(Extracted data entries)
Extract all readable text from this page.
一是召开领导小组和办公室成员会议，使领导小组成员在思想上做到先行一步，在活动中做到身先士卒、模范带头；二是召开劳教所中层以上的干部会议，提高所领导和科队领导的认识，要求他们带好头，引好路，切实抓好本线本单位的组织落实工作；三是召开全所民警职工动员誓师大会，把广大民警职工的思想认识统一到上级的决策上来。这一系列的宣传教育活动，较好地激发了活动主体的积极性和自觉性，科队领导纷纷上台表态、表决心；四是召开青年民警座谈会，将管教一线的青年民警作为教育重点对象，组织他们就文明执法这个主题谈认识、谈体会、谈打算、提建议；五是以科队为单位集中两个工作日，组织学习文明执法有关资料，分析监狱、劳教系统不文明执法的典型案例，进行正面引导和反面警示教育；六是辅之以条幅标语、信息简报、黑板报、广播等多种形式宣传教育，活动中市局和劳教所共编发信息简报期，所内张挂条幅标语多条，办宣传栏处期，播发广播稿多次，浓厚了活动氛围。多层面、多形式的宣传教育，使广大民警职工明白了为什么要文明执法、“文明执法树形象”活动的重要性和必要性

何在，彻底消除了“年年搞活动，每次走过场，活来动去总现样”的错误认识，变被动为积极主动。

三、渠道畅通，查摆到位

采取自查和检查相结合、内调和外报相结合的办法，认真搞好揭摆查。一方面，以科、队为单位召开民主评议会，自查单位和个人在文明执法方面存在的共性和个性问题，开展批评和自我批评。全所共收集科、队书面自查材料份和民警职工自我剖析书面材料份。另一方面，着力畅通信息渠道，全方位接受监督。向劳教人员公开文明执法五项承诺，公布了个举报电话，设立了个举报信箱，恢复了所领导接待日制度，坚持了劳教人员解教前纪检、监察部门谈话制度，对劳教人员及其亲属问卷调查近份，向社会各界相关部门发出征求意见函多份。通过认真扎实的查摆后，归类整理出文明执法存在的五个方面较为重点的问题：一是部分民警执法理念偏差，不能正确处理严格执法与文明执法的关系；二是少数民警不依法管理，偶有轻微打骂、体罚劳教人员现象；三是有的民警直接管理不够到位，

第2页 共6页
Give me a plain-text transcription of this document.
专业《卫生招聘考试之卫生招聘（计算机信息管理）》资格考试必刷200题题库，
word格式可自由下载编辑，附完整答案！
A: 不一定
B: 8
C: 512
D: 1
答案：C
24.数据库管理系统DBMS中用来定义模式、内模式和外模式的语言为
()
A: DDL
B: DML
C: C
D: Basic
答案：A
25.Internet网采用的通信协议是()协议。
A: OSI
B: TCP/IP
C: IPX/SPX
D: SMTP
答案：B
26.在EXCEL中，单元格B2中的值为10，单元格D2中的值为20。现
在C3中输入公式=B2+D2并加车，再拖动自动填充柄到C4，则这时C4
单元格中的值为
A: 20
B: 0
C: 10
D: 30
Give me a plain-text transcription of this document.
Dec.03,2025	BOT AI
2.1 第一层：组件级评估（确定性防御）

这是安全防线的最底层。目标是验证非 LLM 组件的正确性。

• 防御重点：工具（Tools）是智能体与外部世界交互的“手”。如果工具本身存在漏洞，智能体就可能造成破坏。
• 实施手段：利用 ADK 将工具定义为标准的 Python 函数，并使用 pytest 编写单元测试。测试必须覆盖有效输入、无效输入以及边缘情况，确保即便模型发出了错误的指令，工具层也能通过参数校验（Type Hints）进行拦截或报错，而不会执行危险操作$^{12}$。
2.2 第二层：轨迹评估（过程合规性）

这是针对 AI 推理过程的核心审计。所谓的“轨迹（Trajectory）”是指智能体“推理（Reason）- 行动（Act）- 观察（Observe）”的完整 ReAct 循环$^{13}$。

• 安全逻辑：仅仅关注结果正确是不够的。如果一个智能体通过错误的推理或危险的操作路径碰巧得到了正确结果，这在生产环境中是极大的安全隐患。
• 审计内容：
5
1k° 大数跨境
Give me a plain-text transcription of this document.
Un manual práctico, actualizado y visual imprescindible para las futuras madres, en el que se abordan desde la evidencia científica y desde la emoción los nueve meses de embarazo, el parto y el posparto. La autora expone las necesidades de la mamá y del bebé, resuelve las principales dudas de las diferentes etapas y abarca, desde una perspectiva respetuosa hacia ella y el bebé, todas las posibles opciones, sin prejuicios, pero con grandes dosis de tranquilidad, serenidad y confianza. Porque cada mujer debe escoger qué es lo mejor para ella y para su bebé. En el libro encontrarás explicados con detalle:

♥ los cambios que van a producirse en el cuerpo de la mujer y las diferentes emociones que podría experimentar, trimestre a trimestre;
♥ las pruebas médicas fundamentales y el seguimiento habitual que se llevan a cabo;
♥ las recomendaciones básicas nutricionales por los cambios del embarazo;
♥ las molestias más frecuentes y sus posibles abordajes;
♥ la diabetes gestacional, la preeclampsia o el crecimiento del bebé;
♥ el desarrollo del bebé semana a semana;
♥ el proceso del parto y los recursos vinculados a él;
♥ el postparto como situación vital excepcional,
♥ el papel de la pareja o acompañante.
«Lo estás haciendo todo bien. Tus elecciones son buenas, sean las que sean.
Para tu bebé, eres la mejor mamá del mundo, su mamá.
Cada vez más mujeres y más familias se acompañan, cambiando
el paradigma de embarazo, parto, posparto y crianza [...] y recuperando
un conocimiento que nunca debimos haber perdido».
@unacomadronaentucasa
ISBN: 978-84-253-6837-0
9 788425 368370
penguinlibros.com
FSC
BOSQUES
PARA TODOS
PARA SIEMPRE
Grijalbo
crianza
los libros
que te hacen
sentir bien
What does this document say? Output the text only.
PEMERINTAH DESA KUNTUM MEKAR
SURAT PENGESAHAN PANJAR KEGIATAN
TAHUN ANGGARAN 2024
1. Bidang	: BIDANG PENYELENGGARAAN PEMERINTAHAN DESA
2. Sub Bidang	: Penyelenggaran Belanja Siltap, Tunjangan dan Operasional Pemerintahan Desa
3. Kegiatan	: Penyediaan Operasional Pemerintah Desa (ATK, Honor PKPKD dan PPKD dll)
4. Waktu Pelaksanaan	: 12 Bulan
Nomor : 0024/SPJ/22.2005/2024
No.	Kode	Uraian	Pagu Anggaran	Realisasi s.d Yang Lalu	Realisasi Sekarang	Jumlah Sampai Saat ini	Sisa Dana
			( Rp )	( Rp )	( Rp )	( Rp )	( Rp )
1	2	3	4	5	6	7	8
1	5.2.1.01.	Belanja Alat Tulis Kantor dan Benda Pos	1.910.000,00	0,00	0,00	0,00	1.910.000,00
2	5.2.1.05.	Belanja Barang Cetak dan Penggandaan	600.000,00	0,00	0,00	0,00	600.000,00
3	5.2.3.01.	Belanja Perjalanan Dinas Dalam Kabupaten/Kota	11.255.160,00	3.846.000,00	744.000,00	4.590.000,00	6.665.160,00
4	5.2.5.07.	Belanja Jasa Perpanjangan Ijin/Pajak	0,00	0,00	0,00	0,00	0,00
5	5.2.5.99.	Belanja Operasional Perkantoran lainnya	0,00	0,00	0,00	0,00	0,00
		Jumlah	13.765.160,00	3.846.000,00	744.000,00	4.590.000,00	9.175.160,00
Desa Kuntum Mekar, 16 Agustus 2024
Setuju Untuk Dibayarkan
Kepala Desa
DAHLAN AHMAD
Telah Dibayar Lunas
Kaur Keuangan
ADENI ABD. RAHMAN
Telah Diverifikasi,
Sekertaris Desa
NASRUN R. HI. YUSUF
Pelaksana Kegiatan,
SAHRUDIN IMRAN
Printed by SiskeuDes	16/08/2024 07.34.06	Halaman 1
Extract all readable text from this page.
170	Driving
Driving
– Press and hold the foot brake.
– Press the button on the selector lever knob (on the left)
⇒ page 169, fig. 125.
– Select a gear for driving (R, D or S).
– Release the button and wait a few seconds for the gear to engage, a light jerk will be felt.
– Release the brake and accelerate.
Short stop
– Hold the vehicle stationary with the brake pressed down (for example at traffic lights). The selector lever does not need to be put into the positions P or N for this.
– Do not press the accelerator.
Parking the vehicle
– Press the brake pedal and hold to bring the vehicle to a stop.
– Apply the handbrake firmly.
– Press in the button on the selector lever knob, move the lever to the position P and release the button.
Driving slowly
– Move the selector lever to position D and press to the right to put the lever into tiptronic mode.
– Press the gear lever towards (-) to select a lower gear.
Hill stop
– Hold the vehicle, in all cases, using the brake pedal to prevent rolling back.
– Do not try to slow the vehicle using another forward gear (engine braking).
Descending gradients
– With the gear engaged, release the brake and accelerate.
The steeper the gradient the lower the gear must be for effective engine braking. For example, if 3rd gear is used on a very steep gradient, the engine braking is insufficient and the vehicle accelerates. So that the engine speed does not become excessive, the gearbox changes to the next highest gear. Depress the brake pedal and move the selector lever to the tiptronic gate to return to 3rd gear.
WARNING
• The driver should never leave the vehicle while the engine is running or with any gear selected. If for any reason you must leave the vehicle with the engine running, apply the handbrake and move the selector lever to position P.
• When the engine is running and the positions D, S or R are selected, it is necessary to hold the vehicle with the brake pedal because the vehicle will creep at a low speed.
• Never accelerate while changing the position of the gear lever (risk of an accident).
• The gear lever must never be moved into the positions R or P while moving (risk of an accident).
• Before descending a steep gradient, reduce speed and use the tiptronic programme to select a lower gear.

PROBLEM TO WORK ON -> Go through the records and show every line with the string "accident" in it.

FINAL RESULT ->
• Never accelerate while changing the position of the gear lever (risk of an accident).
• The gear lever must never be moved into the positions R or P while moving (risk of an accident).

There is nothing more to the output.